• WHAT IS BEING ASKED
For the records below, say how many lines contain the string "Recreational". Give the number only.

• RECORD LIST
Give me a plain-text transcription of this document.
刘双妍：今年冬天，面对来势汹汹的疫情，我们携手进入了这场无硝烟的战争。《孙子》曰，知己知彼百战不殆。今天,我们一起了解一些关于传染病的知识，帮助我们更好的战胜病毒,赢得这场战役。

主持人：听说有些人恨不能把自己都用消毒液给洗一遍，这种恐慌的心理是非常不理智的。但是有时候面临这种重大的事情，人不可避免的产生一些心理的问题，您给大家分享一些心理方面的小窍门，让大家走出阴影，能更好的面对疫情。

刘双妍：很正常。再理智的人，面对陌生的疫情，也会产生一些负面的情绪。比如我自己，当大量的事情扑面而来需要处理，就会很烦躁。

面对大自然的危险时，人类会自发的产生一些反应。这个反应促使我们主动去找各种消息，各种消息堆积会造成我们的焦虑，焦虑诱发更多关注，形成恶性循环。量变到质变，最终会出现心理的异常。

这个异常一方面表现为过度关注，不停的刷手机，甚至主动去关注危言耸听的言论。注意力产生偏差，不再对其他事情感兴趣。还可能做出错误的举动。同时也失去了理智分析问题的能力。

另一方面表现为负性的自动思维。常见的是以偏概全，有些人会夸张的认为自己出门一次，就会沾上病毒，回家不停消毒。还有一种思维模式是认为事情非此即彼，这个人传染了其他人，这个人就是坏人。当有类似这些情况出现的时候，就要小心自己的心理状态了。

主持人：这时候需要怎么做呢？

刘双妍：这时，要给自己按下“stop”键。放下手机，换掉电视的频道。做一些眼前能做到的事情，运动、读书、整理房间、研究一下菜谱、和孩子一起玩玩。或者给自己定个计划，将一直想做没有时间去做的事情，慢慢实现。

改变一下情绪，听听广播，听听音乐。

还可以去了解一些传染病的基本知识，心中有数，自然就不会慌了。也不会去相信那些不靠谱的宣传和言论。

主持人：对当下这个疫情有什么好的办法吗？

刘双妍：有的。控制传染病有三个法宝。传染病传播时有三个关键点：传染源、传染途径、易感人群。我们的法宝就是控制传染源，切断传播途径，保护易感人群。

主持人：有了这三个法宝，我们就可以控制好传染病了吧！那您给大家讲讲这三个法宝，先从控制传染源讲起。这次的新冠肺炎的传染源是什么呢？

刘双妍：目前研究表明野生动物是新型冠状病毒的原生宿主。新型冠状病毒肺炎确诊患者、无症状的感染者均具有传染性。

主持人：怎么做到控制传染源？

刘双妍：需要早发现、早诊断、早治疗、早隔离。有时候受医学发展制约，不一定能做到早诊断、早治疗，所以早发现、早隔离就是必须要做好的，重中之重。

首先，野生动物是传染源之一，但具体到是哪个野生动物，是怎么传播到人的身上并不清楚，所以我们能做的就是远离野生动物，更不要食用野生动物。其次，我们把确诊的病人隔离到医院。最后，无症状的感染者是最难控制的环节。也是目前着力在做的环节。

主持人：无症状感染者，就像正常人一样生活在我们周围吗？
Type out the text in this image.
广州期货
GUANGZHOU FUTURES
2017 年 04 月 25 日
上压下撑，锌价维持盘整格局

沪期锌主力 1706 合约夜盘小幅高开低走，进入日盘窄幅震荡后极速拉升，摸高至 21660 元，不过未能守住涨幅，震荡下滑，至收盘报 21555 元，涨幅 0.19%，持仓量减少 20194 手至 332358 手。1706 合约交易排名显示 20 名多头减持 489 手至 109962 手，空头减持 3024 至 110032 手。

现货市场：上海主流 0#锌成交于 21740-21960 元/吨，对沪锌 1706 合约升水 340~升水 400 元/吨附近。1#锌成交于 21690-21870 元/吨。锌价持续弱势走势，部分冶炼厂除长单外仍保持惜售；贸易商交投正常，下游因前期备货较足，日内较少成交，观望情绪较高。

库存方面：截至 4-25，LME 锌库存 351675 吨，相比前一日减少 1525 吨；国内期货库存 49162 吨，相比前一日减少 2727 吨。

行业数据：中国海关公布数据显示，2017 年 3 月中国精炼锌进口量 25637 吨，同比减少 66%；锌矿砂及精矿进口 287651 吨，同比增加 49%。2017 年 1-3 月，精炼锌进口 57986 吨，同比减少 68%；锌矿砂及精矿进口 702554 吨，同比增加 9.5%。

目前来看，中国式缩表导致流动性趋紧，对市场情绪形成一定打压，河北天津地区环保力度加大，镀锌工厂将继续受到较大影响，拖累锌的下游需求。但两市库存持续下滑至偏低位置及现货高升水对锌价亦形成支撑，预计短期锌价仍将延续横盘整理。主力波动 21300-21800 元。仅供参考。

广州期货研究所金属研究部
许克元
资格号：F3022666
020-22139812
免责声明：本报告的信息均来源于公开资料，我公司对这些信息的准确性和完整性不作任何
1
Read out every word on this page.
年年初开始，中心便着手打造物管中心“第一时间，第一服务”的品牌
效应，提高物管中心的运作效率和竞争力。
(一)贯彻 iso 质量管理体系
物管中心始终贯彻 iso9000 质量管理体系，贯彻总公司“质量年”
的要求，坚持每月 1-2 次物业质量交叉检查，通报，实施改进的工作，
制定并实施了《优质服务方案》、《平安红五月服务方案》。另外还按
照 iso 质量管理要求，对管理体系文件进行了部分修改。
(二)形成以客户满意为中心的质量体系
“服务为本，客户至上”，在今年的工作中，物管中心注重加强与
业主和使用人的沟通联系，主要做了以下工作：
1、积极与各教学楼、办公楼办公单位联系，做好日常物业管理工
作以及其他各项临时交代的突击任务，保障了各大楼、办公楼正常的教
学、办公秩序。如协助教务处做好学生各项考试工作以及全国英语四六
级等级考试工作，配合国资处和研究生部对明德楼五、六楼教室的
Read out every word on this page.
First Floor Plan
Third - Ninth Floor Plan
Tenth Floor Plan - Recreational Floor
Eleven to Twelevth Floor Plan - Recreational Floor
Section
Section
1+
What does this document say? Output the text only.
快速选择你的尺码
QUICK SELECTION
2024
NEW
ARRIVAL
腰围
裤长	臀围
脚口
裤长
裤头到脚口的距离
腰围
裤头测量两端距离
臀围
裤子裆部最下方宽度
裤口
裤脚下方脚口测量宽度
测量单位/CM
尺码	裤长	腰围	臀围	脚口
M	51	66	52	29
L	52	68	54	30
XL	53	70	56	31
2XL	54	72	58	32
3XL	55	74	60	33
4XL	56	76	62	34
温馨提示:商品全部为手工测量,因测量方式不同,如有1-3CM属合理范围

• OUTPUT
2